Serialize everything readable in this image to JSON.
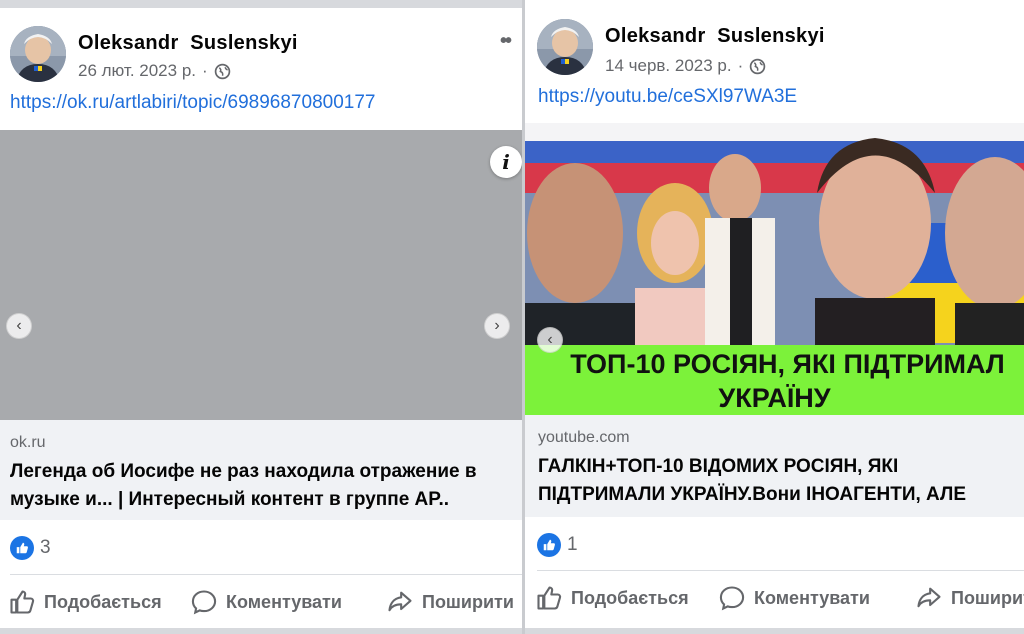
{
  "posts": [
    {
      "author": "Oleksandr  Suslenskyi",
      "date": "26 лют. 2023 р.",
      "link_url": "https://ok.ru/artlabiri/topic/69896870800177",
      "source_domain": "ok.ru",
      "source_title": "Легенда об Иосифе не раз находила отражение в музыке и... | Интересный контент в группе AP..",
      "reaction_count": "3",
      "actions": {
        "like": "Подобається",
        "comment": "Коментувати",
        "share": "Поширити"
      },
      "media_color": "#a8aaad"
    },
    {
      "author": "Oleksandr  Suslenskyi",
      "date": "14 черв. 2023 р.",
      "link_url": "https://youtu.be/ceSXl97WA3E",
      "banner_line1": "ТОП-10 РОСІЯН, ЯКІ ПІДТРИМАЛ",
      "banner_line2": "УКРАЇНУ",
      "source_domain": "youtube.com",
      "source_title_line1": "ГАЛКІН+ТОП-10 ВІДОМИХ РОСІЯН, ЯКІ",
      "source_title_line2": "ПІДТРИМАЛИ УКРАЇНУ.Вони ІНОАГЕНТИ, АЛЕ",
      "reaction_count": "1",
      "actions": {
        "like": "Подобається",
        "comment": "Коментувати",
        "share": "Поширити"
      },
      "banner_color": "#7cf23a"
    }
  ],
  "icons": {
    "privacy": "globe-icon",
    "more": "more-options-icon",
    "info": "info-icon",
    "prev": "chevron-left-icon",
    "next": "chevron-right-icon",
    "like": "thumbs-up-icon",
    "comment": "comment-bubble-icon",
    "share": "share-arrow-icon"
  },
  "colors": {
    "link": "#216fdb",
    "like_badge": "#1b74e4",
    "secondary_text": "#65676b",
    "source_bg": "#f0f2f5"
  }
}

Job: The data above needs to be retyped exactly, with the images left out.

Answer below:
Serialize everything readable in this image to JSON.
{
  "posts": [
    {
      "author": "Oleksandr  Suslenskyi",
      "date": "26 лют. 2023 р.",
      "link_url": "https://ok.ru/artlabiri/topic/69896870800177",
      "source_domain": "ok.ru",
      "source_title": "Легенда об Иосифе не раз находила отражение в музыке и... | Интересный контент в группе AP..",
      "reaction_count": "3",
      "actions": {
        "like": "Подобається",
        "comment": "Коментувати",
        "share": "Поширити"
      },
      "media_color": "#a8aaad"
    },
    {
      "author": "Oleksandr  Suslenskyi",
      "date": "14 черв. 2023 р.",
      "link_url": "https://youtu.be/ceSXl97WA3E",
      "banner_line1": "ТОП-10 РОСІЯН, ЯКІ ПІДТРИМАЛ",
      "banner_line2": "УКРАЇНУ",
      "source_domain": "youtube.com",
      "source_title_line1": "ГАЛКІН+ТОП-10 ВІДОМИХ РОСІЯН, ЯКІ",
      "source_title_line2": "ПІДТРИМАЛИ УКРАЇНУ.Вони ІНОАГЕНТИ, АЛЕ",
      "reaction_count": "1",
      "actions": {
        "like": "Подобається",
        "comment": "Коментувати",
        "share": "Поширити"
      },
      "banner_color": "#7cf23a"
    }
  ],
  "icons": {
    "privacy": "globe-icon",
    "more": "more-options-icon",
    "info": "info-icon",
    "prev": "chevron-left-icon",
    "next": "chevron-right-icon",
    "like": "thumbs-up-icon",
    "comment": "comment-bubble-icon",
    "share": "share-arrow-icon"
  },
  "colors": {
    "link": "#216fdb",
    "like_badge": "#1b74e4",
    "secondary_text": "#65676b",
    "source_bg": "#f0f2f5"
  }
}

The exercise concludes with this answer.